DO THIS
Where the string "实验结果" occurs in the material below, report the whole line.

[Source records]

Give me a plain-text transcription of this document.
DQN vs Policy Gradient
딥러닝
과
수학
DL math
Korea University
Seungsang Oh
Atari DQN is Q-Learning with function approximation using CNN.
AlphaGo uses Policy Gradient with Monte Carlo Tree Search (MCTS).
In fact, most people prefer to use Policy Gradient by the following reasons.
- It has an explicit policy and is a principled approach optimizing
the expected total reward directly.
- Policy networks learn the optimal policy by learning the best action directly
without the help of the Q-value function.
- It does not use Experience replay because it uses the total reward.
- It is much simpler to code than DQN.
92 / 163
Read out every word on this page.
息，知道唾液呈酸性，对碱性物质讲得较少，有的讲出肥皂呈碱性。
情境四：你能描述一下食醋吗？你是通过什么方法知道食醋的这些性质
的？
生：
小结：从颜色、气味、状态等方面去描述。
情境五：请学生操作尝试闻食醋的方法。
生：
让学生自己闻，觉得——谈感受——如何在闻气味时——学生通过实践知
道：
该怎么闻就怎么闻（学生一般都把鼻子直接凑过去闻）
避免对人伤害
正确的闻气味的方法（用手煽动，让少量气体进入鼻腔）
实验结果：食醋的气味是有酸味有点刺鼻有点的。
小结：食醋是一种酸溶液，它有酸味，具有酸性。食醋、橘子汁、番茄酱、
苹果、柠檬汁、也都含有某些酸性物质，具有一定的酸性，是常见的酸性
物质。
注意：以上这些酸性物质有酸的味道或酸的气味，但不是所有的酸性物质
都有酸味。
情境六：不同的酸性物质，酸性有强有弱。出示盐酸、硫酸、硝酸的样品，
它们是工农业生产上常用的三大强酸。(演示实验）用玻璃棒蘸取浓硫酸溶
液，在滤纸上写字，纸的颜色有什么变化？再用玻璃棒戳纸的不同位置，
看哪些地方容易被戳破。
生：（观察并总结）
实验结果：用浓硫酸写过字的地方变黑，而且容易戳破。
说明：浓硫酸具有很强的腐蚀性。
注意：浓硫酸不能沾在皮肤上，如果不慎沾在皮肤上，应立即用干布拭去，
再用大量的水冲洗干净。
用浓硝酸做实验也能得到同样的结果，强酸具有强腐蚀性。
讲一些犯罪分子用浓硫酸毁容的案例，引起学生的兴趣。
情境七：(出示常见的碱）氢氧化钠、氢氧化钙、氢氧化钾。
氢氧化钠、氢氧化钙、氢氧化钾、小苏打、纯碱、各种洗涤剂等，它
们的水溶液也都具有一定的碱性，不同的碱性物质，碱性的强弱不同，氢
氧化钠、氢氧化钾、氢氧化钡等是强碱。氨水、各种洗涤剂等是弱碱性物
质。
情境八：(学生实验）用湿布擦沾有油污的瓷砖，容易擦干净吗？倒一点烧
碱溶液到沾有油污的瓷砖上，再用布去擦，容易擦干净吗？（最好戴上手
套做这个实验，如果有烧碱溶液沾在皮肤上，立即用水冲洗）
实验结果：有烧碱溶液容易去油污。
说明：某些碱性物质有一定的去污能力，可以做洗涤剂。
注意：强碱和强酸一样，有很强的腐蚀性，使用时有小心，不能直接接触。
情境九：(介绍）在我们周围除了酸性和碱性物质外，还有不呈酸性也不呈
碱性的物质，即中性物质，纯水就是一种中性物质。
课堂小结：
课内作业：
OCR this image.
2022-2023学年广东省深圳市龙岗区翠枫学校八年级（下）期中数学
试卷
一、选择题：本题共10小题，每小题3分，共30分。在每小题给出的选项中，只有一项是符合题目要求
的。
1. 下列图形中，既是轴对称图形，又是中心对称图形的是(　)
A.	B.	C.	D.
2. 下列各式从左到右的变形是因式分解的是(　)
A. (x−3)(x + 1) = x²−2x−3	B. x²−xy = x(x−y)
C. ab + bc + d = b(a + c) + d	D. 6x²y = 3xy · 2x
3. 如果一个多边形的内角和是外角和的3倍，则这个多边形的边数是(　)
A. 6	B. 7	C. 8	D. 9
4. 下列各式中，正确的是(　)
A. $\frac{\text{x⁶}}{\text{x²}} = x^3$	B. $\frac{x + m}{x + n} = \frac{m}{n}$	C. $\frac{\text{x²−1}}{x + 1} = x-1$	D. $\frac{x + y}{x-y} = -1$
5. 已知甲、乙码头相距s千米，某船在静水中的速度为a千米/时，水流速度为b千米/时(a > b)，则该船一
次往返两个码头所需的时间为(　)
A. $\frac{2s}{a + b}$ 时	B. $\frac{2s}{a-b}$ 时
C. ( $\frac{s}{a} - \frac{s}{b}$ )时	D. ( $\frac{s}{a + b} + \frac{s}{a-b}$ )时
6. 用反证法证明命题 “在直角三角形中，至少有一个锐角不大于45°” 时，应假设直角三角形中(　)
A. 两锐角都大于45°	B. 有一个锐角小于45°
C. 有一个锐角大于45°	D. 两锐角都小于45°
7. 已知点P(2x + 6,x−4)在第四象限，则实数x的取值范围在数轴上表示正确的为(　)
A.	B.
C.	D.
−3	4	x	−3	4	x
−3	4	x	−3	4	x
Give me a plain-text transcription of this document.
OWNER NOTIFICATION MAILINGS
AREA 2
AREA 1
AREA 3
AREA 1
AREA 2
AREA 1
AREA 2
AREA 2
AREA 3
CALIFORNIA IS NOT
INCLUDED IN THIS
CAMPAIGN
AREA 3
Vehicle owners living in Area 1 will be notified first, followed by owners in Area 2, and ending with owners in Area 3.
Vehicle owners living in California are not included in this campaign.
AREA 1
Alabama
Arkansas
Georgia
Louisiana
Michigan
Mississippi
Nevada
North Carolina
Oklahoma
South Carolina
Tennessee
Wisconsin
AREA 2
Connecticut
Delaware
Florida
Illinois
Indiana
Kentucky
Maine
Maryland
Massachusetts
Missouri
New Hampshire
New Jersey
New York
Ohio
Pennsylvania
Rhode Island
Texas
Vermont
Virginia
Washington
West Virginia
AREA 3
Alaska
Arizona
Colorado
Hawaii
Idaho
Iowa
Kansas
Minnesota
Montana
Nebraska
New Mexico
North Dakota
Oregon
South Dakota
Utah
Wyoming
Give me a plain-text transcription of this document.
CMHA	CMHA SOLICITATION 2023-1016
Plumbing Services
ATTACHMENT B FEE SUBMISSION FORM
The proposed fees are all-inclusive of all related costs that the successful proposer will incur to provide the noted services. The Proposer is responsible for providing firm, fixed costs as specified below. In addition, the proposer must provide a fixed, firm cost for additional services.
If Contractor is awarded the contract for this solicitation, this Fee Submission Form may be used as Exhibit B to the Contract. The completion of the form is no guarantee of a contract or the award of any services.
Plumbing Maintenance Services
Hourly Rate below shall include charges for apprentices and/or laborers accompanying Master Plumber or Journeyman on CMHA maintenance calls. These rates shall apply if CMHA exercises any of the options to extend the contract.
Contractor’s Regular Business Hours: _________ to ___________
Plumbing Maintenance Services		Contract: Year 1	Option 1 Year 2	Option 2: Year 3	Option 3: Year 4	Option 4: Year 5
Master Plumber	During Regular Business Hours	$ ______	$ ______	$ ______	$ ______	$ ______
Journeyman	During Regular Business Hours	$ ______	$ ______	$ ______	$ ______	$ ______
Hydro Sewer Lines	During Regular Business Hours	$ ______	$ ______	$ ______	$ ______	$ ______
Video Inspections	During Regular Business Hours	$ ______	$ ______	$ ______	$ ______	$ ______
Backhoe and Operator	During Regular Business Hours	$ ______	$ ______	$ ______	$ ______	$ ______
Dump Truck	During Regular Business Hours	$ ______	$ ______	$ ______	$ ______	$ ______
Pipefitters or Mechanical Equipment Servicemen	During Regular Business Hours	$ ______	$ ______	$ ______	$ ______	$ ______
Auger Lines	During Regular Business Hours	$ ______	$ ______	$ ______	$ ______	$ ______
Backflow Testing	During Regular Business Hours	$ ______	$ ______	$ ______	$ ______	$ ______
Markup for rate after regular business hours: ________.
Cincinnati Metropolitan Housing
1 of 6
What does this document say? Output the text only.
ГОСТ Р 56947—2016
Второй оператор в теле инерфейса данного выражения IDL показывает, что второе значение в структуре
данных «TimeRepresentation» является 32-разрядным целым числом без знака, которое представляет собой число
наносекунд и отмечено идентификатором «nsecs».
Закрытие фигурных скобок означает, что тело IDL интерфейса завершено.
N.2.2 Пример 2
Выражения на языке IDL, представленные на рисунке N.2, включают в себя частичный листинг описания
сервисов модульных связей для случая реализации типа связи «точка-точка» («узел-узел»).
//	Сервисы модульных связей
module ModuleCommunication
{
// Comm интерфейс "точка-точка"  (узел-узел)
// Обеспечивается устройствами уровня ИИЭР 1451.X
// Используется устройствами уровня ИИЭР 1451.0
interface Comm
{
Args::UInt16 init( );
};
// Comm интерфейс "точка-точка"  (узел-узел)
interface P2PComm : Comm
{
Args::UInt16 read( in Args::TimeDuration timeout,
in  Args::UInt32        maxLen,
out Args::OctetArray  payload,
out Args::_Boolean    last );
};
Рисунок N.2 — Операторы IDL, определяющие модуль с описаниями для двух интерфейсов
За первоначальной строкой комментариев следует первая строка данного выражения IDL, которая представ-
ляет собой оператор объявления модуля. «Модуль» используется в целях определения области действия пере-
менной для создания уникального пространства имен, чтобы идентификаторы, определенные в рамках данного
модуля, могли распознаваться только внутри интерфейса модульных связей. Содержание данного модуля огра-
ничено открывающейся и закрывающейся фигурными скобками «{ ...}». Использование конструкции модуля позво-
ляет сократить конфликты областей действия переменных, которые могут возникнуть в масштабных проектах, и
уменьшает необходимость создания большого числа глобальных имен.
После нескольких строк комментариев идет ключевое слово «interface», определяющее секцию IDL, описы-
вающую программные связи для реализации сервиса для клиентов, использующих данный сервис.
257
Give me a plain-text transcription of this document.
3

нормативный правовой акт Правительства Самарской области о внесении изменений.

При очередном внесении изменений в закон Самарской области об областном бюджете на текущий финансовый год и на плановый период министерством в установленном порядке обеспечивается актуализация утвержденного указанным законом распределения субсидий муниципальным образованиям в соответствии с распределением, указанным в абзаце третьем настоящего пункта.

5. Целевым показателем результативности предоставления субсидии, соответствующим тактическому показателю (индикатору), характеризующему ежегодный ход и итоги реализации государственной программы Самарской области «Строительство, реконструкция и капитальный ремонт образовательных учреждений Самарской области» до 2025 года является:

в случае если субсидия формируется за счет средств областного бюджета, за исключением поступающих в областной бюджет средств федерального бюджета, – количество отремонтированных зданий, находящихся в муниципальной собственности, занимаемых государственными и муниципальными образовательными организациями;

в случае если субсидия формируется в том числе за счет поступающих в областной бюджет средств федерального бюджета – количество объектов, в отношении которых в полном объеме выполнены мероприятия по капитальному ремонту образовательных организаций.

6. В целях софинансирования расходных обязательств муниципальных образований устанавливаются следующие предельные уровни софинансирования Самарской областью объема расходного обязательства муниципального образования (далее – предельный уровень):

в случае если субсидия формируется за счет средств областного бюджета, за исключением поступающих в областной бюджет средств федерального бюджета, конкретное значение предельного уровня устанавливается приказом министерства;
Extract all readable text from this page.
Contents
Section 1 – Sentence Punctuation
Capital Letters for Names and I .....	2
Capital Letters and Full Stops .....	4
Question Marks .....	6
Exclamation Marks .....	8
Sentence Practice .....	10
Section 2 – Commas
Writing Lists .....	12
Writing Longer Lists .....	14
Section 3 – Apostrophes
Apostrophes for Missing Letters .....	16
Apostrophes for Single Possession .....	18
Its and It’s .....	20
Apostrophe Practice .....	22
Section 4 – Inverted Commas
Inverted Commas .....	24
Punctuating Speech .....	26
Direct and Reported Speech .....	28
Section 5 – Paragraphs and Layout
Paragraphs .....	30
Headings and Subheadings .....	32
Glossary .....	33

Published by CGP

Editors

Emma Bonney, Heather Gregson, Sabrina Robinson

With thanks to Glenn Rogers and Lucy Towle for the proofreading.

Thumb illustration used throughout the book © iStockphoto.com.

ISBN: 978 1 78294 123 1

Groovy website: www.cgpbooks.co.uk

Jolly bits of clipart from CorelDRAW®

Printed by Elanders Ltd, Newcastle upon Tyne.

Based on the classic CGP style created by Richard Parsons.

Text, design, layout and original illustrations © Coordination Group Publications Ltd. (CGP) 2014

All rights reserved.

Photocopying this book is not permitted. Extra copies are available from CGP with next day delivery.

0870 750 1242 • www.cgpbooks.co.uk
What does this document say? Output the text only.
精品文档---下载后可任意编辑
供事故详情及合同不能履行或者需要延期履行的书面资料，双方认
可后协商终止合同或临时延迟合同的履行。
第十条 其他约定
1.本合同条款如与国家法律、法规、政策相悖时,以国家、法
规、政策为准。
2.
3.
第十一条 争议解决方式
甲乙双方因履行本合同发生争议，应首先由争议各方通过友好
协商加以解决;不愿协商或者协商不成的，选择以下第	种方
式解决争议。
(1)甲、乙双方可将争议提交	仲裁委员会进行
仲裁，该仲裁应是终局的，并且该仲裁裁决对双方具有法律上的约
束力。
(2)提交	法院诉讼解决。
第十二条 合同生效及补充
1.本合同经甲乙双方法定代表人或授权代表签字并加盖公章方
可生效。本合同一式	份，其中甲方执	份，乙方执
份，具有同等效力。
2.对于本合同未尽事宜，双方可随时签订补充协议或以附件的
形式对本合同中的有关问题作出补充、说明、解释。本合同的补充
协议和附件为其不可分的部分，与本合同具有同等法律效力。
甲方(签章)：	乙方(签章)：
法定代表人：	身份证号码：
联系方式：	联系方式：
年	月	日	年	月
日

SOLUTION
实验结果：食醋的气味是有酸味有点刺鼻有点的。
实验结果：用浓硫酸写过字的地方变黑，而且容易戳破。
实验结果：有烧碱溶液容易去油污。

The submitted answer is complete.